Required work: Locate the lines of the listing below that hold "smile", then copy each of them.

Task inputs:
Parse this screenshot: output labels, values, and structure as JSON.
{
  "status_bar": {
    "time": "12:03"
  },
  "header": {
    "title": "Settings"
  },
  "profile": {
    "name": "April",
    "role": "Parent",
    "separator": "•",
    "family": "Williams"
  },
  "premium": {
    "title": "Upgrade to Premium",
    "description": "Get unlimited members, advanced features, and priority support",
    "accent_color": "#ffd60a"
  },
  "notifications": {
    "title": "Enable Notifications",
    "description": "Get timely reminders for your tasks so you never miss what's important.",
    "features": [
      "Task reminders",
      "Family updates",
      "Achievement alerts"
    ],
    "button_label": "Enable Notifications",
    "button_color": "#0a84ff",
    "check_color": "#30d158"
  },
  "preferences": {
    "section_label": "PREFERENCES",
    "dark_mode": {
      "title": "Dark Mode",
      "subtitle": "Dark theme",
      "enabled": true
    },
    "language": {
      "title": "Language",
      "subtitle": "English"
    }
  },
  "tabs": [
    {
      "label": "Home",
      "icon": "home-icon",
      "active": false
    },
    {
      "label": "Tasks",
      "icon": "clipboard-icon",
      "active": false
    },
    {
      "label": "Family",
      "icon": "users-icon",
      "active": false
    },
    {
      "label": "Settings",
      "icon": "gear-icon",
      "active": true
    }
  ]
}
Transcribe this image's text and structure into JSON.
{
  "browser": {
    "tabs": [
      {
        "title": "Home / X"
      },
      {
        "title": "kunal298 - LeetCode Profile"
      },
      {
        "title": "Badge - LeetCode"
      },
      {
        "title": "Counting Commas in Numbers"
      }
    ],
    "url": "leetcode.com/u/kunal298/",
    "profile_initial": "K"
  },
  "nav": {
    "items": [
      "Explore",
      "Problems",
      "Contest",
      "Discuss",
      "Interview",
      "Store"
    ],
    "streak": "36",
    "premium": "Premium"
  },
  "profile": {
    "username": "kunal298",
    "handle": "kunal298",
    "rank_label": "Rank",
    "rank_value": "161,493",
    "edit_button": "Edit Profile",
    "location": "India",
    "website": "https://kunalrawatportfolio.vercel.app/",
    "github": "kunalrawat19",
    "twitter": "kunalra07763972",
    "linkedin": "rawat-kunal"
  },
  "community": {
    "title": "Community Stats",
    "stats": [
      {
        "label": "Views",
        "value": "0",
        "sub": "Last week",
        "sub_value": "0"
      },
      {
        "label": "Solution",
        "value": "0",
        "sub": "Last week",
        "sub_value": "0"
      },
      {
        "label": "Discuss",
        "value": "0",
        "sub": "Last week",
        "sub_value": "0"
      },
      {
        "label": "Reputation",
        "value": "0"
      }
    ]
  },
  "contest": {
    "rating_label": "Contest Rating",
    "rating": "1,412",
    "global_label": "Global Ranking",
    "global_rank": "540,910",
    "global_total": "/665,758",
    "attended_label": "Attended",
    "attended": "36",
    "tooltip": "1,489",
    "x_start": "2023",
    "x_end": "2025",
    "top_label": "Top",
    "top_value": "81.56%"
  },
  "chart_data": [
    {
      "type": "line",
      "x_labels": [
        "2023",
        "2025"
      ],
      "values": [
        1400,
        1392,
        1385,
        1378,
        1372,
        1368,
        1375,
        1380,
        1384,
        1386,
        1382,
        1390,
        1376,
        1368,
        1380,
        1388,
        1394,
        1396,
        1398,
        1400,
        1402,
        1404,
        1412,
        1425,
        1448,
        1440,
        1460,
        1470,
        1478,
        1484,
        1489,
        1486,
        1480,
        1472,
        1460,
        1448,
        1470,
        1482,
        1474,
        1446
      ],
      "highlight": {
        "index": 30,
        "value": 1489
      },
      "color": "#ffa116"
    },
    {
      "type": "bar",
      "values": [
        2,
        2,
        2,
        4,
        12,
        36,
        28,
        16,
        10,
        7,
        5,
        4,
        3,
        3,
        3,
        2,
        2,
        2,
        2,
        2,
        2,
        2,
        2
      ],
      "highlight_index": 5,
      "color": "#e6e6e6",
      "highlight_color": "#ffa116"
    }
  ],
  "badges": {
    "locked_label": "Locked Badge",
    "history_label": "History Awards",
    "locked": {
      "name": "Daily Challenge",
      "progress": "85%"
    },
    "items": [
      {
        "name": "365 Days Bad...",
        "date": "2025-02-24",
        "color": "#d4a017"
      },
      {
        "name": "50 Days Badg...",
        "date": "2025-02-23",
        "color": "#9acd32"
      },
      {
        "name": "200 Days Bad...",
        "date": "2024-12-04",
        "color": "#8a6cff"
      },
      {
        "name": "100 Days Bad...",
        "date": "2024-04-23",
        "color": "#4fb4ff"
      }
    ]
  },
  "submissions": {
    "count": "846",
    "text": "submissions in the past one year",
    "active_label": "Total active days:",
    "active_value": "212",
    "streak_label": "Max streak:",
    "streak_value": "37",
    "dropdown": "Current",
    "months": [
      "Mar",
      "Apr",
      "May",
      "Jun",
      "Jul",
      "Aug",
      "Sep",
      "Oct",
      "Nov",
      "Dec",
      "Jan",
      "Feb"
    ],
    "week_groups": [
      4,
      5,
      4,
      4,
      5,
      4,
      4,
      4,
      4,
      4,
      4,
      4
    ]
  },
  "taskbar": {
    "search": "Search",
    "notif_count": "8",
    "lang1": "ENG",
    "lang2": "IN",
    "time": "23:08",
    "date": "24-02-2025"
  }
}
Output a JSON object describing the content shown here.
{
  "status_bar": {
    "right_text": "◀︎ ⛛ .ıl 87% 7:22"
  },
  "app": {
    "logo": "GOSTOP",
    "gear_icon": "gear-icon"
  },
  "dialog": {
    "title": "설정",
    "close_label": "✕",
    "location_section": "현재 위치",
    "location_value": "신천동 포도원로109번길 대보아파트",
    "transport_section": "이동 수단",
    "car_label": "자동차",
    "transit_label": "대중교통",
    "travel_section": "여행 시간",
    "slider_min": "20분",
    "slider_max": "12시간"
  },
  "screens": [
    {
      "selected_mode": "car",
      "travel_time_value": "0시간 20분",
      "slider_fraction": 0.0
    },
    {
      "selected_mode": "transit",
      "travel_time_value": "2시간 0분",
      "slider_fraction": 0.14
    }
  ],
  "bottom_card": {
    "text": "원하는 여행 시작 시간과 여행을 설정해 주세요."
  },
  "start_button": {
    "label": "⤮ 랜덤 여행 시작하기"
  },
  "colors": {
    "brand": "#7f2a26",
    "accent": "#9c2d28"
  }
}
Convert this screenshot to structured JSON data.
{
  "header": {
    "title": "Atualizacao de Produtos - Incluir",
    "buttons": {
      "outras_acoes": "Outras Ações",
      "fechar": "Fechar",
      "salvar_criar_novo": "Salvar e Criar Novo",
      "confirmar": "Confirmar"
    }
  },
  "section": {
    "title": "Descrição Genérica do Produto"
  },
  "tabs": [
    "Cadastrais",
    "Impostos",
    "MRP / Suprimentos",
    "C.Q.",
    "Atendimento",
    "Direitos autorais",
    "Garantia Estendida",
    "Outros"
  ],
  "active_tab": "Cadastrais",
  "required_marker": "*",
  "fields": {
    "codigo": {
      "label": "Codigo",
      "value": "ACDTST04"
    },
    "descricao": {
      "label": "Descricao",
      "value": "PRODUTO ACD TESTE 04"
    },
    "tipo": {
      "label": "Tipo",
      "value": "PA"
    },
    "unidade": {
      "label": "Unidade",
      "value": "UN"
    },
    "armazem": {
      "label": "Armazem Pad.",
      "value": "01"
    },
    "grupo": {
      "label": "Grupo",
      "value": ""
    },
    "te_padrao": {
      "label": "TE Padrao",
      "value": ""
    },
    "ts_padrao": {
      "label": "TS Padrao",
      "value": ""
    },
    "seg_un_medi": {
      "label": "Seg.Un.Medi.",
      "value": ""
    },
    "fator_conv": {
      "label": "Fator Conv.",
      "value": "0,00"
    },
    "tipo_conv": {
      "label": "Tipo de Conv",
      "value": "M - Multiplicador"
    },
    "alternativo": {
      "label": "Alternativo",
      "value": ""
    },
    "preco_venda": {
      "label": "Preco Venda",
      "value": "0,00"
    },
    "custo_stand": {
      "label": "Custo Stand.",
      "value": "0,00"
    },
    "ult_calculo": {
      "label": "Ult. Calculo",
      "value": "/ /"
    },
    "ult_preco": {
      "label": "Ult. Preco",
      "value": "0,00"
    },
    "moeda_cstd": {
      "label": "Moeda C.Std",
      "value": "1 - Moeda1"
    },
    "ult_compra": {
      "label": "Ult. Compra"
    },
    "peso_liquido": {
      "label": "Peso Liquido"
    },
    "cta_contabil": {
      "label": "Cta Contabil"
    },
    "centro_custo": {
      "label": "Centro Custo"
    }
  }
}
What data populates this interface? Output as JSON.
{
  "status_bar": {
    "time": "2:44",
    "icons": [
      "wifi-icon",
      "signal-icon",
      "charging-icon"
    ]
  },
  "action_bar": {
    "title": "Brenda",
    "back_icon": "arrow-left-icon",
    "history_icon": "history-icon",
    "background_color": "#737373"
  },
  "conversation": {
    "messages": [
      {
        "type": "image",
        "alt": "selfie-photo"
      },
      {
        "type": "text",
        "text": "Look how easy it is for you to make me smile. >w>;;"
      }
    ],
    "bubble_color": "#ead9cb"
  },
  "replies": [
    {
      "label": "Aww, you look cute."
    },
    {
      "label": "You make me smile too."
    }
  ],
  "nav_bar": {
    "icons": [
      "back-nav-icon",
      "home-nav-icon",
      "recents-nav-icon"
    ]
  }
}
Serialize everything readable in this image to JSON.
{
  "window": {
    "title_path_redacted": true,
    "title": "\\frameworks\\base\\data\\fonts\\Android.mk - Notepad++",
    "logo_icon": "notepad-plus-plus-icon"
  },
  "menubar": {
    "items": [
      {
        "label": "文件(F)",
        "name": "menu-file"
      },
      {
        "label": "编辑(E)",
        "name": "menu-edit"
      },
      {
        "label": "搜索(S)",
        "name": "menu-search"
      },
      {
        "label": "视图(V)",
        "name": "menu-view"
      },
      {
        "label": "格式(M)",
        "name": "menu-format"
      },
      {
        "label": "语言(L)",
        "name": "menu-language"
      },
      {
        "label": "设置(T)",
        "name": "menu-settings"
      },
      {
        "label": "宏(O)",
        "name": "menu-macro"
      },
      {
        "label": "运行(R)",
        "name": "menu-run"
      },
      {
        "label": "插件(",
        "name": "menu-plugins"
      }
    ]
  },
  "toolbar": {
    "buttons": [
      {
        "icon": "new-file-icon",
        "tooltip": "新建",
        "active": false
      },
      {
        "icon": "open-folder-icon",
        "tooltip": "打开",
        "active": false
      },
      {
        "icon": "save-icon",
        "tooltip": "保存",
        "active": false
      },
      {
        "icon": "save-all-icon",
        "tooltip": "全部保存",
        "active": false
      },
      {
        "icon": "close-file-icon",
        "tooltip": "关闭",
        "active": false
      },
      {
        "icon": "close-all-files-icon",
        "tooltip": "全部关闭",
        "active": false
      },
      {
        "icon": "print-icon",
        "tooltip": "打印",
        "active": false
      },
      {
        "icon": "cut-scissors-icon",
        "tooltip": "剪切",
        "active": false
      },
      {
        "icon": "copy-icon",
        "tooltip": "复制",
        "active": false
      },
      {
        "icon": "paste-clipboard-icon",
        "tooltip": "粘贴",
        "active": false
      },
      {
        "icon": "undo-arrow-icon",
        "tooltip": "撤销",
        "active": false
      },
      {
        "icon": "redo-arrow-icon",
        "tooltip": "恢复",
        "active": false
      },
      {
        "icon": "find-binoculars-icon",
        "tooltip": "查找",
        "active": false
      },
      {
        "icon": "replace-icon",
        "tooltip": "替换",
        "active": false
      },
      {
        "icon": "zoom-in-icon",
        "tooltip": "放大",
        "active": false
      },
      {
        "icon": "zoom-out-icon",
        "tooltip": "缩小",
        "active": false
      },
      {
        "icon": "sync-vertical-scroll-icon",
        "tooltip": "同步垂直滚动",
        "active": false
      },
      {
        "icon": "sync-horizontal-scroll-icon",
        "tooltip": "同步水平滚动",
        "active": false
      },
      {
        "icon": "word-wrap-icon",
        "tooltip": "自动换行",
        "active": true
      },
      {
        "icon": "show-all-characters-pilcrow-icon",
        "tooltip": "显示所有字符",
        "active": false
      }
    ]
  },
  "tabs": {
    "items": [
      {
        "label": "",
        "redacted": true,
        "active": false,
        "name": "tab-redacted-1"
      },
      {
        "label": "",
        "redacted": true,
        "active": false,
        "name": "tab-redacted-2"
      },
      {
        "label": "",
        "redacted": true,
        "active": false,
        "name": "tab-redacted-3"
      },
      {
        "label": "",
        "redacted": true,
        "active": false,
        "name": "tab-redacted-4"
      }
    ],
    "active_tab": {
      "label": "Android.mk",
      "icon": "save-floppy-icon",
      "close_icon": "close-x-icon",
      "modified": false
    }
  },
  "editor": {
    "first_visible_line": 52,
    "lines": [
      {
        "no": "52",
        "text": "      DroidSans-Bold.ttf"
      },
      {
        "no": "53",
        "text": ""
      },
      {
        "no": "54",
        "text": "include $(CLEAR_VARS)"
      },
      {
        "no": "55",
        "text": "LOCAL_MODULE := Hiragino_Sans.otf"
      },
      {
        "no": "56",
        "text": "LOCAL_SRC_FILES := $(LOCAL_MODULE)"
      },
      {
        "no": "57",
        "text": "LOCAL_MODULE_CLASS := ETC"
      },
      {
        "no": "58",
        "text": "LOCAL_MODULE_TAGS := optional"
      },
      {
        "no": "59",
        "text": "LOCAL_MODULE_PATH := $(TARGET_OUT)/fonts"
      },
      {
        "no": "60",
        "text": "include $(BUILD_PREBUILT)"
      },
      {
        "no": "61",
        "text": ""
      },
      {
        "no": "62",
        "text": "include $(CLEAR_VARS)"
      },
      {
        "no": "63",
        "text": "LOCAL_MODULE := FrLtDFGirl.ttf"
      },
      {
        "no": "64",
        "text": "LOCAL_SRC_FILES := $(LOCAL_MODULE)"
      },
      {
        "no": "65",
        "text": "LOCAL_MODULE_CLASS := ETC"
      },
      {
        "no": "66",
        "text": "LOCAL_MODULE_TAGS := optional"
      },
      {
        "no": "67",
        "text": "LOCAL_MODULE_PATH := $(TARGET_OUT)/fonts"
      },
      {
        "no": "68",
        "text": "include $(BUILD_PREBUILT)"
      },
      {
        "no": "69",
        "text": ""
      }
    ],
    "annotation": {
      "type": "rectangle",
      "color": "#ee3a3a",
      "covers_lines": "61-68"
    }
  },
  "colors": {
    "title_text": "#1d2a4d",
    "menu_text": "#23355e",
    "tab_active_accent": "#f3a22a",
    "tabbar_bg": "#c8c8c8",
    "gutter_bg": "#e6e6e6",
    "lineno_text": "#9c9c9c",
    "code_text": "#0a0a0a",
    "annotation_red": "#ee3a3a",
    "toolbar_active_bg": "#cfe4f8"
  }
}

Answer to this task:
        "text": "Look how easy it is for you to make me smile. >w>;;"
      "label": "You make me smile too."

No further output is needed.